**Task prompt:**
Take every line from the material that has the word "TOTAL" in it.

== Provided material

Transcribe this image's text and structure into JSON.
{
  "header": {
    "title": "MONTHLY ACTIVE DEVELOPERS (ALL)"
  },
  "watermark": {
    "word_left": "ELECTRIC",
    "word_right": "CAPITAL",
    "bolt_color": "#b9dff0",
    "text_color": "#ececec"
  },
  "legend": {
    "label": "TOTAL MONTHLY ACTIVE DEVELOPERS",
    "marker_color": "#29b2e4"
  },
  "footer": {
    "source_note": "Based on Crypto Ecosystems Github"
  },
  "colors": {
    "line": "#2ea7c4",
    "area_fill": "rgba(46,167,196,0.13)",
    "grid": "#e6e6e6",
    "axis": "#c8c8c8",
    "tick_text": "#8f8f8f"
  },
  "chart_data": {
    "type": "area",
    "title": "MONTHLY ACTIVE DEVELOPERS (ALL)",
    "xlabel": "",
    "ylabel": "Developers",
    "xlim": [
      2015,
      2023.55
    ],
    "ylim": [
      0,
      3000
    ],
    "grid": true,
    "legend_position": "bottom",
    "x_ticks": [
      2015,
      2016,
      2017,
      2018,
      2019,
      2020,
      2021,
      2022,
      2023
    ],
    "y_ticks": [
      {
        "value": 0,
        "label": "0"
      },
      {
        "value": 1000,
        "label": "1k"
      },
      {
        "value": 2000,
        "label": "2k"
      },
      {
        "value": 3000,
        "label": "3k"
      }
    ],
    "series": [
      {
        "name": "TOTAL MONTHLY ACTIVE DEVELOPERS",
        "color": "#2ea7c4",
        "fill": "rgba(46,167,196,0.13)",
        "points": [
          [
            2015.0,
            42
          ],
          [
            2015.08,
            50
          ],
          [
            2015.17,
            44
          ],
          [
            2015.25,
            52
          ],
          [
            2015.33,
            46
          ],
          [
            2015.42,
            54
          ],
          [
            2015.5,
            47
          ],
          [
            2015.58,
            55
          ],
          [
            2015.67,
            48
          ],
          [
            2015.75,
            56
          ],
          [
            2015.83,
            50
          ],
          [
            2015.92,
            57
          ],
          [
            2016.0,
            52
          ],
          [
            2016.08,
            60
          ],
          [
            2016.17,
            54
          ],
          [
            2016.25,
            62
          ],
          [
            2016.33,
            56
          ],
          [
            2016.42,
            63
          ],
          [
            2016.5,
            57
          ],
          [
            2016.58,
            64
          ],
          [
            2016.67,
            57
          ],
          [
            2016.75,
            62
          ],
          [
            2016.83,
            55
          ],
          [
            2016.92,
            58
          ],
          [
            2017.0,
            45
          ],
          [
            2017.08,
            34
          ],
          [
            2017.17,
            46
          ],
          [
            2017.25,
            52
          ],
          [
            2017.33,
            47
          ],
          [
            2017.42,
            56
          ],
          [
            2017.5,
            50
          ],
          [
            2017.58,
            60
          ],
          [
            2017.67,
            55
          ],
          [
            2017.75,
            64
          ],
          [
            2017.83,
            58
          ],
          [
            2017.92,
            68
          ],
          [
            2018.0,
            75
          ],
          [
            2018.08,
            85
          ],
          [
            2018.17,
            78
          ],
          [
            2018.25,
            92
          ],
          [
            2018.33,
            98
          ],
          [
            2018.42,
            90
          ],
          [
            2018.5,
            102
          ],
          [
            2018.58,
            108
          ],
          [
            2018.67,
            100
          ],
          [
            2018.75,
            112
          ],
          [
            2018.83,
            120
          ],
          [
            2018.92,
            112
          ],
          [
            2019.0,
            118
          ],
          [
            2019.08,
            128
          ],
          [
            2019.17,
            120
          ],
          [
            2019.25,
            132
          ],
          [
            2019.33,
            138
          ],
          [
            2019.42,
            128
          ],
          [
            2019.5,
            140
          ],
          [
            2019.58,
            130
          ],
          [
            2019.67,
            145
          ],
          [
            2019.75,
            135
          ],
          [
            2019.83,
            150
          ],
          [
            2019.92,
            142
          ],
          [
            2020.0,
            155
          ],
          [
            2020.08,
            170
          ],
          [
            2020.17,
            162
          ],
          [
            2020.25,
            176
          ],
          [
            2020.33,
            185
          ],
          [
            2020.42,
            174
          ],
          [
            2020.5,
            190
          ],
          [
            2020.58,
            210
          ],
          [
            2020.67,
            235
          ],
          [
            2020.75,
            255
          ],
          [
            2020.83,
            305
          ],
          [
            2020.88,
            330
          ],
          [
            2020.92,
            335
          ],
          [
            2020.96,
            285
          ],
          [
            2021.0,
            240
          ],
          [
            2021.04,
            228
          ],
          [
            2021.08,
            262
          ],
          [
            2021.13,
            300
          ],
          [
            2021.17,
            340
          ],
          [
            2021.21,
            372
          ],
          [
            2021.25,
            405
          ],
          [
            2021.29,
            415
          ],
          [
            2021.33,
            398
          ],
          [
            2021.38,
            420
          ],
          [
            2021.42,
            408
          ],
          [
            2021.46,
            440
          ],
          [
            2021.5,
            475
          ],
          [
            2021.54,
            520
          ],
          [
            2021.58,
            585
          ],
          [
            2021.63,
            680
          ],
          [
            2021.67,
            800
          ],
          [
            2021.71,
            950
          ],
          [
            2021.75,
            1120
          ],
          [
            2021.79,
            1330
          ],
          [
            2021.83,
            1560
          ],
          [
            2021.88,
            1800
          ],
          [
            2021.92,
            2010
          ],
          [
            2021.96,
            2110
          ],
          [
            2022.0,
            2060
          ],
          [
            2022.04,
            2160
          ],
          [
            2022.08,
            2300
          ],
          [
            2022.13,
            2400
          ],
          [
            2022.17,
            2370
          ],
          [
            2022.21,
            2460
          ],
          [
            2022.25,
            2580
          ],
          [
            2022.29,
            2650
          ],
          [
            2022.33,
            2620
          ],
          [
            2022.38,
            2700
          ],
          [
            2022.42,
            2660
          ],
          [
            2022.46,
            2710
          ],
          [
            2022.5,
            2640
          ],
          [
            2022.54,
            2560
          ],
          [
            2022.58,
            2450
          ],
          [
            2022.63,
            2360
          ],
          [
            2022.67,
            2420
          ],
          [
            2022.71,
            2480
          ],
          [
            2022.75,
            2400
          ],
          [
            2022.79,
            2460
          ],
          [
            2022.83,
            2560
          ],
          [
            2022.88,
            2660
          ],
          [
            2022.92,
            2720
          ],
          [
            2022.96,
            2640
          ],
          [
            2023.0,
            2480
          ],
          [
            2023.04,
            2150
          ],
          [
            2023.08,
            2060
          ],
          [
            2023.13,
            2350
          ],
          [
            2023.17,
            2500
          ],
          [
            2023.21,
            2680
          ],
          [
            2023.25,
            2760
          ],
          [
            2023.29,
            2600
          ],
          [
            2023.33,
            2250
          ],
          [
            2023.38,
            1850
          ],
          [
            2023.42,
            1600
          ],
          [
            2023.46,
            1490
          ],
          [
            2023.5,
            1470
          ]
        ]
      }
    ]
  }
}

====

**Result of this exercise:**
    "label": "TOTAL MONTHLY ACTIVE DEVELOPERS",
        "name": "TOTAL MONTHLY ACTIVE DEVELOPERS",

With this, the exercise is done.